▶ THE PROBLEM
Select and copy every line of the data that contains the string "shape". Letter case is significant.
* BEGIN *
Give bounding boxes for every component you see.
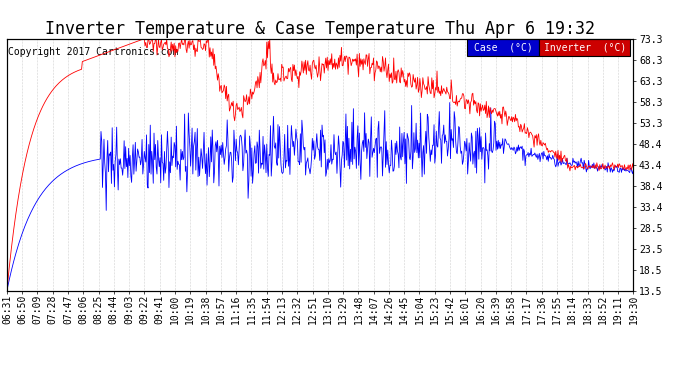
Title: Inverter Temperature & Case Temperature Thu Apr 6 19:32: Inverter Temperature & Case Temperature … [45, 20, 595, 38]
FancyBboxPatch shape [467, 39, 540, 56]
Text: Case  (°C): Case (°C) [474, 42, 533, 52]
FancyBboxPatch shape [540, 39, 630, 56]
Text: Inverter  (°C): Inverter (°C) [544, 42, 626, 52]
Text: Copyright 2017 Cartronics.com: Copyright 2017 Cartronics.com [8, 47, 179, 57]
* END *
▶ COMPLETED TASK
FancyBboxPatch shape [467, 39, 540, 56]
FancyBboxPatch shape [540, 39, 630, 56]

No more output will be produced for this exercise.